* [Written instruction] Look through the data and write out every line with the word "time" in it.

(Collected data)
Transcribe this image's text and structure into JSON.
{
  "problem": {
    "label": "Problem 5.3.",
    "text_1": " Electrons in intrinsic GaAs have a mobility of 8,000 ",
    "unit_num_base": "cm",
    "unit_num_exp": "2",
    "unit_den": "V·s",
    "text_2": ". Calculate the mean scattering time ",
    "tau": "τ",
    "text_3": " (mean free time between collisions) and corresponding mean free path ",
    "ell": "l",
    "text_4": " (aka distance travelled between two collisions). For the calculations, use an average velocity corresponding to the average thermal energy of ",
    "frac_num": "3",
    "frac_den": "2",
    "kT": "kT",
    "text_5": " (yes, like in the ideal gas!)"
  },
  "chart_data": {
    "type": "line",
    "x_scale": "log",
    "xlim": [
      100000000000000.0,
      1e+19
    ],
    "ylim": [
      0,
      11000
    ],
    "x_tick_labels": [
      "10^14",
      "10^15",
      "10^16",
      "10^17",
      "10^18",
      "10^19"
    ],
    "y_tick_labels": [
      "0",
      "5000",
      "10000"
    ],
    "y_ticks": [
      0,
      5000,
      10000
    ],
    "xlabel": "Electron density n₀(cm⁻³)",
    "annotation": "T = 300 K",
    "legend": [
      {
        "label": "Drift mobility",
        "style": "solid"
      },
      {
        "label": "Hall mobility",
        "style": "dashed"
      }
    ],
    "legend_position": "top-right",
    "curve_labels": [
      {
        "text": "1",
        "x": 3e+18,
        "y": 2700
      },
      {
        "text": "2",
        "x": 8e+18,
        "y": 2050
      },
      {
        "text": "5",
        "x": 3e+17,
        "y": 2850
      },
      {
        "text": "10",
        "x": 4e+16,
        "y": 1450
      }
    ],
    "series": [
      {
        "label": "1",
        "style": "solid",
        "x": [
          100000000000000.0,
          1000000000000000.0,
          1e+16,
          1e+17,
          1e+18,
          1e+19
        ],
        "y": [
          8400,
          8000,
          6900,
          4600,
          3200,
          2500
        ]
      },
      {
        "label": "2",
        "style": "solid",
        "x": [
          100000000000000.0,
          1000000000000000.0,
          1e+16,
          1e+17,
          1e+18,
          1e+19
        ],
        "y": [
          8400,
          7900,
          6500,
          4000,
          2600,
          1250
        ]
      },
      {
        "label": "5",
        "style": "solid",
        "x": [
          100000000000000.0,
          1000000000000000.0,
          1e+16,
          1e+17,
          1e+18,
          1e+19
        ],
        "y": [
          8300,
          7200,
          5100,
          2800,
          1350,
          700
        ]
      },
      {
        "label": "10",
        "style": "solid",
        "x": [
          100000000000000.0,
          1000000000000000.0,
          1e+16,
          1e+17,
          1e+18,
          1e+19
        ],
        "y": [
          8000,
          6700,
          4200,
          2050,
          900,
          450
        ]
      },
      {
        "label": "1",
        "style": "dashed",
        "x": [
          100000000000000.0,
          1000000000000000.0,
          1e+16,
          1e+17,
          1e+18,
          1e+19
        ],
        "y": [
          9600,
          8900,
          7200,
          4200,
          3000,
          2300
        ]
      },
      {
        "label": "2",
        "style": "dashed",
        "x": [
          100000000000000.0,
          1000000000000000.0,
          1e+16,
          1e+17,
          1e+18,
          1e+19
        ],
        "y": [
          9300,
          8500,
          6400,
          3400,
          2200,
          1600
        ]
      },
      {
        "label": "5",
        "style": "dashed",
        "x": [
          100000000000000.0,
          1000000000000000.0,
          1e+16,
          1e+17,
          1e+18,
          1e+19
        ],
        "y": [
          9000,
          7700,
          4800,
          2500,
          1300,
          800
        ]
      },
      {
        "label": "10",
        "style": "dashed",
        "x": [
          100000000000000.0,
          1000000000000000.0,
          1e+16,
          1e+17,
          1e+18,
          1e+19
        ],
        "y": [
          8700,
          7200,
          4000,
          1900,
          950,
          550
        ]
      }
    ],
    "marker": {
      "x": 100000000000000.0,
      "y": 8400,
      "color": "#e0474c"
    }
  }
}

* [Solved problem]
    "text_2": ". Calculate the mean scattering time ",
    "text_3": " (mean free time between collisions) and corresponding mean free path ",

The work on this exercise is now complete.